Вопросы по материалу:
a) Верните без изменений отрывок из текста о Гоголе: начните с места со словами «Что больше всего» и остановитесь после слов «взгляд на вещи!».
b) Определите, согласуется ли каждое утверждение с текстом о Гоголе. Ответьте «да» или «нет» и приведите точную цитату, которая это решает. (i) Гоголь сам распустил сплетню про свой видимый миру смех и незримые слезы. (ii) Гоголь презирал смешное и жалкое. (iii) Гоголь был христианином.

**** Выбранный фрагмент

Гоголь ни над чем не смеялся и ни о чем не плакал. Это он сам распустил сплетню про свой видимый миру смех и незримые слезы, и мир, обрадовавшись этой автобиографической диффамации, как публичному скандалу, с наслаждением поспешил сострадательно оплакать его видимый смех и злорадно осмеять его скрытые слезы, а ученые эстетики не замедлили составить из этой авторской обмолвки определение юмора как такого художественного настроения, которое созерцает мир сквозь видимый смех и незримые слезы.
Гоголь ни над чем не смеялся и ни о чем не плакал, потому что ничего не презирал, а для того, чтобы смеяться и плакать, нужно презирать и смешное и жалкое. Он был «художник-создатель» и притом христианин, а такой художник не может ни смеяться, ни презирать: «для него нет ни низкого предмета в природе, в презренном у него уже нет презренного», ибо, прошедши сквозь чистилище его души, презренное получает высокое выражение. Так писал Гоголь. Подобные излишества любящего сердца, такие передержки художественного воображения и вызывали насмешки и злобу. Ничего не может быть смешнее и досаднее глубокой мысли в одежде горячей фразы, ворвавшейся в пустую и холодную светскую болтовню от скуки, ибо тогда светские болтуны перестают в одно мгновение сознавать и смысл своего существования и признавать свою обязанность быть приличными. «А! Туда же, обличитель!!» – злорадно ехидничали одни. «Просто неблаговидный человек, не понимающий светских приличий», – самодовольно зубоскалили другие.
Что больше всего в Гоголе злило одних и сбивало с толку других – это моралистическое направление его мысли, все явственнее проступавшее в его произведениях по мере того, как устанавливался его взгляд на вещи!

********
**** Исходные данные

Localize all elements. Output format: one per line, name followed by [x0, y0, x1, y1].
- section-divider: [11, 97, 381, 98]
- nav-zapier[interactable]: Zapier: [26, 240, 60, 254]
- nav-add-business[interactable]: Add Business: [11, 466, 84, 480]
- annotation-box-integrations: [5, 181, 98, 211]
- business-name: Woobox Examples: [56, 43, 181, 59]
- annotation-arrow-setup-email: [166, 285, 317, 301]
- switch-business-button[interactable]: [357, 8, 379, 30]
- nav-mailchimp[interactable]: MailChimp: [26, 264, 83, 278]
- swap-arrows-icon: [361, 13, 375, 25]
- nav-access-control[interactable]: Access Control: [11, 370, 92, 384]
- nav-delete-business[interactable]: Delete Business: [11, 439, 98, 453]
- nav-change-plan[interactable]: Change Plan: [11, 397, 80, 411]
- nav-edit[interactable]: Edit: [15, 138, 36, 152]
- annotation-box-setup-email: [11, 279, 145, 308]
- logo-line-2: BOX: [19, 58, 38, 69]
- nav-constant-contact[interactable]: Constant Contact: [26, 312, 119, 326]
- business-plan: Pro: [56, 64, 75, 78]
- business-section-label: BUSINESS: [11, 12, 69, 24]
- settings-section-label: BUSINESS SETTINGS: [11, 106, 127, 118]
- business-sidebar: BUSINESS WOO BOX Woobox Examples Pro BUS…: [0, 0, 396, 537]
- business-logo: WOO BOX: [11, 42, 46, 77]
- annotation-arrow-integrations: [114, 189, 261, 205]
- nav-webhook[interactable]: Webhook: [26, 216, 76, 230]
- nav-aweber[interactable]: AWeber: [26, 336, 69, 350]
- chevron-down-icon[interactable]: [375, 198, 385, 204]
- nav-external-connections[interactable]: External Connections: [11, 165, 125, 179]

********

Ответы:
a)
Что больше всего в Гоголе злило одних и сбивало с толку других – это моралистическое направление его мысли, все явственнее проступавшее в его произведениях по мере того, как устанавливался его взгляд на вещи!

b)
(i) Да: «Это он сам распустил сплетню про свой видимый миру смех и незримые слезы».
(ii) Нет: «потому что ничего не презирал».
(iii) Да: «и притом христианин».